• _RAW DATA_
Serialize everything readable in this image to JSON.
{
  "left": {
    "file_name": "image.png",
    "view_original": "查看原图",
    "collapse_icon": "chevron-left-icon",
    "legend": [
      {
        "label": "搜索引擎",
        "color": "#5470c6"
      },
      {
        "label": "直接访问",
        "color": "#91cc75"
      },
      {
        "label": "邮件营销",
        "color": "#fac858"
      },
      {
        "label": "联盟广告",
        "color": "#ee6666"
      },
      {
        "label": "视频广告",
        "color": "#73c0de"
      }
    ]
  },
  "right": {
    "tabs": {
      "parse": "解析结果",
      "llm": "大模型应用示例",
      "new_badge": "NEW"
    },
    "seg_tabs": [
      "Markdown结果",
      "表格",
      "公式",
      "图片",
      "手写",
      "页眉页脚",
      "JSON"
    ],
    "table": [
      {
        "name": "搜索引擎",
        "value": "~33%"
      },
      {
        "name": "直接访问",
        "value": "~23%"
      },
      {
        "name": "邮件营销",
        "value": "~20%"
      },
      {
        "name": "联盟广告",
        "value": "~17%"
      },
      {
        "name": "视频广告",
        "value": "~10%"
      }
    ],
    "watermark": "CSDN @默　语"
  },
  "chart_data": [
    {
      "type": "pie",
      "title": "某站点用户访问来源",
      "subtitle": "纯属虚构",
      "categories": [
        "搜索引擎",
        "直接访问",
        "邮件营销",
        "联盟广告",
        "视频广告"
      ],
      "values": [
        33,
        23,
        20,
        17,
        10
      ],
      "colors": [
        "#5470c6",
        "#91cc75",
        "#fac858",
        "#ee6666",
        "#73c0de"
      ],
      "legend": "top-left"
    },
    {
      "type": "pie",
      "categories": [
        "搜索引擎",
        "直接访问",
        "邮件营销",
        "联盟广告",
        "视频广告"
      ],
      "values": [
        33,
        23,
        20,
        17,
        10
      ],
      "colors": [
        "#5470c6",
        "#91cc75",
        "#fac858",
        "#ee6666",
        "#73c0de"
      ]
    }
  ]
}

• _WHAT YOU SHOULD DO_
Write out every entry exactly as given.

• _FINAL RESULT_
Serialize everything readable in this image to JSON.
{
  "left": {
    "file_name": "image.png",
    "view_original": "查看原图",
    "collapse_icon": "chevron-left-icon",
    "legend": [
      {
        "label": "搜索引擎",
        "color": "#5470c6"
      },
      {
        "label": "直接访问",
        "color": "#91cc75"
      },
      {
        "label": "邮件营销",
        "color": "#fac858"
      },
      {
        "label": "联盟广告",
        "color": "#ee6666"
      },
      {
        "label": "视频广告",
        "color": "#73c0de"
      }
    ]
  },
  "right": {
    "tabs": {
      "parse": "解析结果",
      "llm": "大模型应用示例",
      "new_badge": "NEW"
    },
    "seg_tabs": [
      "Markdown结果",
      "表格",
      "公式",
      "图片",
      "手写",
      "页眉页脚",
      "JSON"
    ],
    "table": [
      {
        "name": "搜索引擎",
        "value": "~33%"
      },
      {
        "name": "直接访问",
        "value": "~23%"
      },
      {
        "name": "邮件营销",
        "value": "~20%"
      },
      {
        "name": "联盟广告",
        "value": "~17%"
      },
      {
        "name": "视频广告",
        "value": "~10%"
      }
    ],
    "watermark": "CSDN @默　语"
  },
  "chart_data": [
    {
      "type": "pie",
      "title": "某站点用户访问来源",
      "subtitle": "纯属虚构",
      "categories": [
        "搜索引擎",
        "直接访问",
        "邮件营销",
        "联盟广告",
        "视频广告"
      ],
      "values": [
        33,
        23,
        20,
        17,
        10
      ],
      "colors": [
        "#5470c6",
        "#91cc75",
        "#fac858",
        "#ee6666",
        "#73c0de"
      ],
      "legend": "top-left"
    },
    {
      "type": "pie",
      "categories": [
        "搜索引擎",
        "直接访问",
        "邮件营销",
        "联盟广告",
        "视频广告"
      ],
      "values": [
        33,
        23,
        20,
        17,
        10
      ],
      "colors": [
        "#5470c6",
        "#91cc75",
        "#fac858",
        "#ee6666",
        "#73c0de"
      ]
    }
  ]
}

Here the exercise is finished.